INSTRUCTIONS TO FOLLOW – Without the pictures, set down the records below word for word.

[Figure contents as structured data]
— BEGIN —
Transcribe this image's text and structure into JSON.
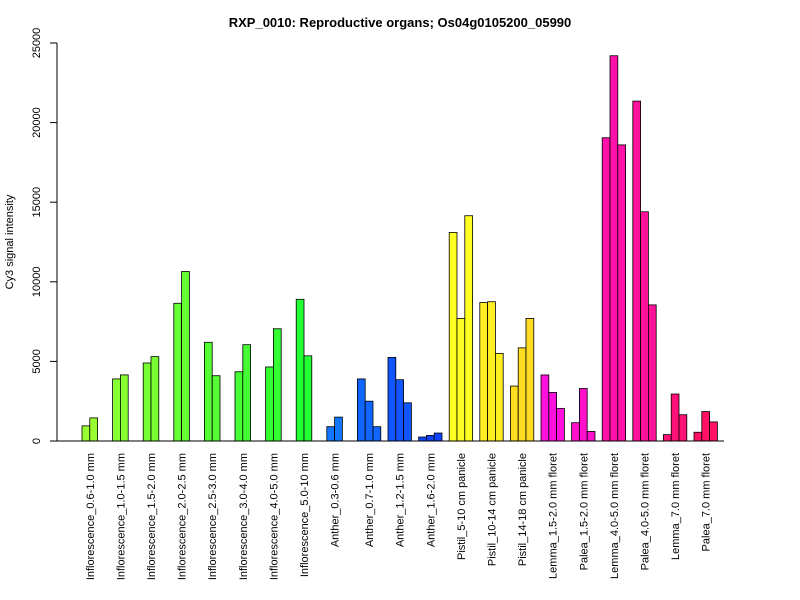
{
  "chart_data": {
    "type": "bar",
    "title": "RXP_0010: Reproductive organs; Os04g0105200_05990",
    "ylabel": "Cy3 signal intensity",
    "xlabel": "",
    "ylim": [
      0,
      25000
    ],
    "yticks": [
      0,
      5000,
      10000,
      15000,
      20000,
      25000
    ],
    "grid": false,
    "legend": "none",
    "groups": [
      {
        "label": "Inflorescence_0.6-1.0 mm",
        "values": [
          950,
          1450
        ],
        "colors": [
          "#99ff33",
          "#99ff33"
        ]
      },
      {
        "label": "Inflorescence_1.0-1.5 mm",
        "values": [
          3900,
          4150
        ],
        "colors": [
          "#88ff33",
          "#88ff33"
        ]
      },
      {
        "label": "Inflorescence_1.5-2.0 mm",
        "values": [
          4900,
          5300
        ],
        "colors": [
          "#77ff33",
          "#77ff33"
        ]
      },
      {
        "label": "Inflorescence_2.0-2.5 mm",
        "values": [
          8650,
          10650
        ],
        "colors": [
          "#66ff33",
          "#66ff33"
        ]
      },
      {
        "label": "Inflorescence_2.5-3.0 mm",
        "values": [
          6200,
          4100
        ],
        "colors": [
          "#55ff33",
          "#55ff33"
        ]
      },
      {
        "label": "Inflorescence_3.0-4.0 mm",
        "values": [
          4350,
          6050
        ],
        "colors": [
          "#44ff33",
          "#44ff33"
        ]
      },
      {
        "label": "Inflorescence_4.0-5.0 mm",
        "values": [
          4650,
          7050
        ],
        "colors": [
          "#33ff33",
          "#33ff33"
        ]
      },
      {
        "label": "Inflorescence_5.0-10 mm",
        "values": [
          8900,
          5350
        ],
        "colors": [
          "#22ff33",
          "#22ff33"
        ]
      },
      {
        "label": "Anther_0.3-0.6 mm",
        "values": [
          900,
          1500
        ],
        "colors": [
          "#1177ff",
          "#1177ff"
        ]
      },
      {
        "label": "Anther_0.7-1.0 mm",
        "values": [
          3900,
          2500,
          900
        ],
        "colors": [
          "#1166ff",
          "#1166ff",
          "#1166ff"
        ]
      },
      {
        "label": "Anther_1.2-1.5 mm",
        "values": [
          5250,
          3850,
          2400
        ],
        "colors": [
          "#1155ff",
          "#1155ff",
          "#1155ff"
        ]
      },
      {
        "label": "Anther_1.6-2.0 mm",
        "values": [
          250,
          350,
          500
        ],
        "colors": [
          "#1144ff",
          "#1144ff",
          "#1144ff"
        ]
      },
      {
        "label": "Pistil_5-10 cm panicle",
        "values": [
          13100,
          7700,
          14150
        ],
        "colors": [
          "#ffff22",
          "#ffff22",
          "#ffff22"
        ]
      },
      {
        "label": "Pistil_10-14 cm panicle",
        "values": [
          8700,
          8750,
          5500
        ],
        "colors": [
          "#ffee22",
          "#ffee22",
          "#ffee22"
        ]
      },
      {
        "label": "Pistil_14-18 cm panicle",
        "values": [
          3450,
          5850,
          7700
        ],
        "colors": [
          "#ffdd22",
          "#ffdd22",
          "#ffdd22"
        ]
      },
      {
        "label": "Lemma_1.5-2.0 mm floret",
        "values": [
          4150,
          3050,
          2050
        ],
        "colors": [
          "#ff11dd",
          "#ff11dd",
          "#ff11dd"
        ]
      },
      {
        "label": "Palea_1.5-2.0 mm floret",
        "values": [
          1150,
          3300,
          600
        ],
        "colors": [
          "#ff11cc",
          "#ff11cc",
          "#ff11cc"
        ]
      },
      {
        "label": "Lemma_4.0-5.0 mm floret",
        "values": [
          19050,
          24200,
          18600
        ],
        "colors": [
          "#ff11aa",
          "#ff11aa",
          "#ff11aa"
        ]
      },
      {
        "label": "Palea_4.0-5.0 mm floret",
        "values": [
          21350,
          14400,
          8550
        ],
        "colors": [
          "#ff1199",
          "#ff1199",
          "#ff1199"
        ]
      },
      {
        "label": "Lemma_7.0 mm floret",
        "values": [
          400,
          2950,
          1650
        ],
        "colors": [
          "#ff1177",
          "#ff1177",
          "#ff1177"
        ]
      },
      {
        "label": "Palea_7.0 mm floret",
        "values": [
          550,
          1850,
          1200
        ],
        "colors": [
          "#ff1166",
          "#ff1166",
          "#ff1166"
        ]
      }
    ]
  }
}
— END —
CORRECT ANSWER –
Transcribe this image's text and structure into JSON.
{
  "chart_data": {
    "type": "bar",
    "title": "RXP_0010: Reproductive organs; Os04g0105200_05990",
    "ylabel": "Cy3 signal intensity",
    "xlabel": "",
    "ylim": [
      0,
      25000
    ],
    "yticks": [
      0,
      5000,
      10000,
      15000,
      20000,
      25000
    ],
    "grid": false,
    "legend": "none",
    "groups": [
      {
        "label": "Inflorescence_0.6-1.0 mm",
        "values": [
          950,
          1450
        ],
        "colors": [
          "#99ff33",
          "#99ff33"
        ]
      },
      {
        "label": "Inflorescence_1.0-1.5 mm",
        "values": [
          3900,
          4150
        ],
        "colors": [
          "#88ff33",
          "#88ff33"
        ]
      },
      {
        "label": "Inflorescence_1.5-2.0 mm",
        "values": [
          4900,
          5300
        ],
        "colors": [
          "#77ff33",
          "#77ff33"
        ]
      },
      {
        "label": "Inflorescence_2.0-2.5 mm",
        "values": [
          8650,
          10650
        ],
        "colors": [
          "#66ff33",
          "#66ff33"
        ]
      },
      {
        "label": "Inflorescence_2.5-3.0 mm",
        "values": [
          6200,
          4100
        ],
        "colors": [
          "#55ff33",
          "#55ff33"
        ]
      },
      {
        "label": "Inflorescence_3.0-4.0 mm",
        "values": [
          4350,
          6050
        ],
        "colors": [
          "#44ff33",
          "#44ff33"
        ]
      },
      {
        "label": "Inflorescence_4.0-5.0 mm",
        "values": [
          4650,
          7050
        ],
        "colors": [
          "#33ff33",
          "#33ff33"
        ]
      },
      {
        "label": "Inflorescence_5.0-10 mm",
        "values": [
          8900,
          5350
        ],
        "colors": [
          "#22ff33",
          "#22ff33"
        ]
      },
      {
        "label": "Anther_0.3-0.6 mm",
        "values": [
          900,
          1500
        ],
        "colors": [
          "#1177ff",
          "#1177ff"
        ]
      },
      {
        "label": "Anther_0.7-1.0 mm",
        "values": [
          3900,
          2500,
          900
        ],
        "colors": [
          "#1166ff",
          "#1166ff",
          "#1166ff"
        ]
      },
      {
        "label": "Anther_1.2-1.5 mm",
        "values": [
          5250,
          3850,
          2400
        ],
        "colors": [
          "#1155ff",
          "#1155ff",
          "#1155ff"
        ]
      },
      {
        "label": "Anther_1.6-2.0 mm",
        "values": [
          250,
          350,
          500
        ],
        "colors": [
          "#1144ff",
          "#1144ff",
          "#1144ff"
        ]
      },
      {
        "label": "Pistil_5-10 cm panicle",
        "values": [
          13100,
          7700,
          14150
        ],
        "colors": [
          "#ffff22",
          "#ffff22",
          "#ffff22"
        ]
      },
      {
        "label": "Pistil_10-14 cm panicle",
        "values": [
          8700,
          8750,
          5500
        ],
        "colors": [
          "#ffee22",
          "#ffee22",
          "#ffee22"
        ]
      },
      {
        "label": "Pistil_14-18 cm panicle",
        "values": [
          3450,
          5850,
          7700
        ],
        "colors": [
          "#ffdd22",
          "#ffdd22",
          "#ffdd22"
        ]
      },
      {
        "label": "Lemma_1.5-2.0 mm floret",
        "values": [
          4150,
          3050,
          2050
        ],
        "colors": [
          "#ff11dd",
          "#ff11dd",
          "#ff11dd"
        ]
      },
      {
        "label": "Palea_1.5-2.0 mm floret",
        "values": [
          1150,
          3300,
          600
        ],
        "colors": [
          "#ff11cc",
          "#ff11cc",
          "#ff11cc"
        ]
      },
      {
        "label": "Lemma_4.0-5.0 mm floret",
        "values": [
          19050,
          24200,
          18600
        ],
        "colors": [
          "#ff11aa",
          "#ff11aa",
          "#ff11aa"
        ]
      },
      {
        "label": "Palea_4.0-5.0 mm floret",
        "values": [
          21350,
          14400,
          8550
        ],
        "colors": [
          "#ff1199",
          "#ff1199",
          "#ff1199"
        ]
      },
      {
        "label": "Lemma_7.0 mm floret",
        "values": [
          400,
          2950,
          1650
        ],
        "colors": [
          "#ff1177",
          "#ff1177",
          "#ff1177"
        ]
      },
      {
        "label": "Palea_7.0 mm floret",
        "values": [
          550,
          1850,
          1200
        ],
        "colors": [
          "#ff1166",
          "#ff1166",
          "#ff1166"
        ]
      }
    ]
  }
}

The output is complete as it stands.